## Consigna 1
Reproduce el fragmento del texto sobre la sanción a la moda ultrarrápida entre "La multa dependerá" y "baño y abrigos.", ambos incluidos.
## Consigna 2
Retoma el texto sobre la sanción a la moda ultrarrápida a partir de donde se detiene.

## Texto mostrado
+---+
El viernes 28 de agosto, el gobierno publicó en el Diario Oficial los detalles de la sanción económica para las empresas de moda ultrarrápida. La medida, que entrará en vigor el 1 de septiembre, se dirige principalmente a plataformas asiáticas como Shein, Temu y AliExpress, cuyo modelo de negocio se basa en la venta masiva y rápida de ropa a bajo precio.
La multa dependerá de la calificación ambiental de cada producto y seguirá limitada al 50 % de su precio antes de impuestos. A partir de 2026, las empresas afectadas deberán pagar 50 céntimos por ciertas prendas de ropa interior o calcetines con calificaciones insuficientes, 2 euros por una camiseta, 9 euros por unos vaqueros y 12 euros por una chaqueta. El programa también abarcará camisas, vestidos, faldas, pantalones, jerséis, polos, trajes de baño y abrigos.
Una escala que se irá reforzando progresivamente hasta 2030.
+---+
## Entradas mostradas

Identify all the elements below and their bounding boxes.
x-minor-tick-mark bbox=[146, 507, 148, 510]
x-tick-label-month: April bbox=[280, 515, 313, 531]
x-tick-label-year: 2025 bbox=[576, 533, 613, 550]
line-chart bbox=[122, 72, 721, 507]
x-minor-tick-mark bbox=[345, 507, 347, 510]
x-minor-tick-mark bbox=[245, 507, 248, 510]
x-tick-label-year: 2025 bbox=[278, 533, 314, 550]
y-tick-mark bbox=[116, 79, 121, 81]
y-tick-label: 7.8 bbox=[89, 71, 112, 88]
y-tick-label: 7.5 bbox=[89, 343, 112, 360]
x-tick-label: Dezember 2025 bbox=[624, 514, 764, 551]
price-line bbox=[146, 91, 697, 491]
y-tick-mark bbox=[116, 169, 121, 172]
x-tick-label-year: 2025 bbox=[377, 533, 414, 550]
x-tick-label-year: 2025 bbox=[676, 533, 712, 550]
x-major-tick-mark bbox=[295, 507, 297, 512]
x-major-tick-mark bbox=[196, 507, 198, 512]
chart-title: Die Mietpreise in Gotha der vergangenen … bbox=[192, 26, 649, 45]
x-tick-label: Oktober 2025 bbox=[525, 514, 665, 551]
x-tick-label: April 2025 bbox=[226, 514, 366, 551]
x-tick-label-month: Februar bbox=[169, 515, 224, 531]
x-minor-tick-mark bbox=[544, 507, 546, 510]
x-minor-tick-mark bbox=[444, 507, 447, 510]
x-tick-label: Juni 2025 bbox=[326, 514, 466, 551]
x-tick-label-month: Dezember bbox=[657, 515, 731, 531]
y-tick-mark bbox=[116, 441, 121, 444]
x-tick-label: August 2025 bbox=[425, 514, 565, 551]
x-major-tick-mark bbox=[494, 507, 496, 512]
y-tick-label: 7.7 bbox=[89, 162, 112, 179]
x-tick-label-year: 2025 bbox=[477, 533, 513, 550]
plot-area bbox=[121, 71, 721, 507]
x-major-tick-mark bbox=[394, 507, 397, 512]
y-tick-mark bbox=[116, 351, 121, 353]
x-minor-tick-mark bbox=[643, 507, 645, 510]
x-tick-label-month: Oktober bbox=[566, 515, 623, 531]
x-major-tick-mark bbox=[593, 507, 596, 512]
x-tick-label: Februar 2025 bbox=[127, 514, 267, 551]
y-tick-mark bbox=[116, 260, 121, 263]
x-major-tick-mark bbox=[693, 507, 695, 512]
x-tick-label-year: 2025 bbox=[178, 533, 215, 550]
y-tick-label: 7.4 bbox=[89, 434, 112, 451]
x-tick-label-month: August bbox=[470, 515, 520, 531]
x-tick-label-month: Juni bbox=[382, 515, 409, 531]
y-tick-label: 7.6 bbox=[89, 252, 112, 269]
+---+
## Resultado 1
La multa dependerá de la calificación ambiental de cada producto y seguirá limitada al 50 % de su precio antes de impuestos. A partir de 2026, las empresas afectadas deberán pagar 50 céntimos por ciertas prendas de ropa interior o calcetines con calificaciones insuficientes, 2 euros por una camiseta, 9 euros por unos vaqueros y 12 euros por una chaqueta. El programa también abarcará camisas, vestidos, faldas, pantalones, jerséis, polos, trajes de baño y abrigos.

## Resultado 2
Las multas aumentarán anualmente, llegando hasta los 2 € por calcetines o ropa interior y los 19,50 € por chaqueta en 2030. Los fondos recaudados financiarán bonificaciones para las empresas textiles consideradas más responsables con el medio ambiente. Aprobada a principios de julio, la ley define la moda ultrarrápida en función del volumen de prendas comercializadas y un coeficiente que tiene en cuenta el precio del producto en relación con el coste de su reparación.
El gobierno sostiene que diseñó el mecanismo para proteger a las empresas que emplean personal en Francia. Las pruebas realizadas en Kiabi, Decathlon, Jules, Petit Bateau, E.Leclerc y Carrefour indican que no se verán afectadas. Se espera que las cadenas de moda rápida tradicionales, como Zara, H&M, Primark y Uniqlo, también queden exentas del programa, ya que el gobierno considera que sus volúmenes de ventas son significativamente inferiores a los de las principales plataformas de moda ultrarrápida.